> _Written task_:
Write the records out again, precisely as they stand.

[Data supplied start]

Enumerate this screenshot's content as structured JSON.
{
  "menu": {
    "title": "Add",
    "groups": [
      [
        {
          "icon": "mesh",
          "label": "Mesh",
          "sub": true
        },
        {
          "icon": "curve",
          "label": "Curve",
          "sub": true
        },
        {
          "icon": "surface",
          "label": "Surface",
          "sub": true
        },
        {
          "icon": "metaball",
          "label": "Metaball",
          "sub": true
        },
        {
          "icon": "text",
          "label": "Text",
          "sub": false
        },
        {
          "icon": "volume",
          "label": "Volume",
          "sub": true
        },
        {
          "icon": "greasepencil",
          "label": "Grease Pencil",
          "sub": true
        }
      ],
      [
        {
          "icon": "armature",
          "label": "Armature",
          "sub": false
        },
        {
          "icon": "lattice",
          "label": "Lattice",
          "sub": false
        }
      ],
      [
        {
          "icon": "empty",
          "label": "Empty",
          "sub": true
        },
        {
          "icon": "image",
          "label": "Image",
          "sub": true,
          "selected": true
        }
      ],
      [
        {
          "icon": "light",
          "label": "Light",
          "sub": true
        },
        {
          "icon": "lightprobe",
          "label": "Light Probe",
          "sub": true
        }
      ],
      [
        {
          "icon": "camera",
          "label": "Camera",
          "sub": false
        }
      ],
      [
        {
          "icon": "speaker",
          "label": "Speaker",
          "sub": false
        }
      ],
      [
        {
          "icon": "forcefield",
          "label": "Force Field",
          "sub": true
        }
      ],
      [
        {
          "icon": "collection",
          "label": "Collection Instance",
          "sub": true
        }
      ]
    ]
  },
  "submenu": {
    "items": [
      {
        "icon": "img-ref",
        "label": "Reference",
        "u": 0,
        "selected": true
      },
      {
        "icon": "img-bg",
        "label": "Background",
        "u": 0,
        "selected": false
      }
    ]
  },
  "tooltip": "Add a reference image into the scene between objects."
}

[Data supplied end]

> _Response to the exercise_:
Enumerate this screenshot's content as structured JSON.
{
  "menu": {
    "title": "Add",
    "groups": [
      [
        {
          "icon": "mesh",
          "label": "Mesh",
          "sub": true
        },
        {
          "icon": "curve",
          "label": "Curve",
          "sub": true
        },
        {
          "icon": "surface",
          "label": "Surface",
          "sub": true
        },
        {
          "icon": "metaball",
          "label": "Metaball",
          "sub": true
        },
        {
          "icon": "text",
          "label": "Text",
          "sub": false
        },
        {
          "icon": "volume",
          "label": "Volume",
          "sub": true
        },
        {
          "icon": "greasepencil",
          "label": "Grease Pencil",
          "sub": true
        }
      ],
      [
        {
          "icon": "armature",
          "label": "Armature",
          "sub": false
        },
        {
          "icon": "lattice",
          "label": "Lattice",
          "sub": false
        }
      ],
      [
        {
          "icon": "empty",
          "label": "Empty",
          "sub": true
        },
        {
          "icon": "image",
          "label": "Image",
          "sub": true,
          "selected": true
        }
      ],
      [
        {
          "icon": "light",
          "label": "Light",
          "sub": true
        },
        {
          "icon": "lightprobe",
          "label": "Light Probe",
          "sub": true
        }
      ],
      [
        {
          "icon": "camera",
          "label": "Camera",
          "sub": false
        }
      ],
      [
        {
          "icon": "speaker",
          "label": "Speaker",
          "sub": false
        }
      ],
      [
        {
          "icon": "forcefield",
          "label": "Force Field",
          "sub": true
        }
      ],
      [
        {
          "icon": "collection",
          "label": "Collection Instance",
          "sub": true
        }
      ]
    ]
  },
  "submenu": {
    "items": [
      {
        "icon": "img-ref",
        "label": "Reference",
        "u": 0,
        "selected": true
      },
      {
        "icon": "img-bg",
        "label": "Background",
        "u": 0,
        "selected": false
      }
    ]
  },
  "tooltip": "Add a reference image into the scene between objects."
}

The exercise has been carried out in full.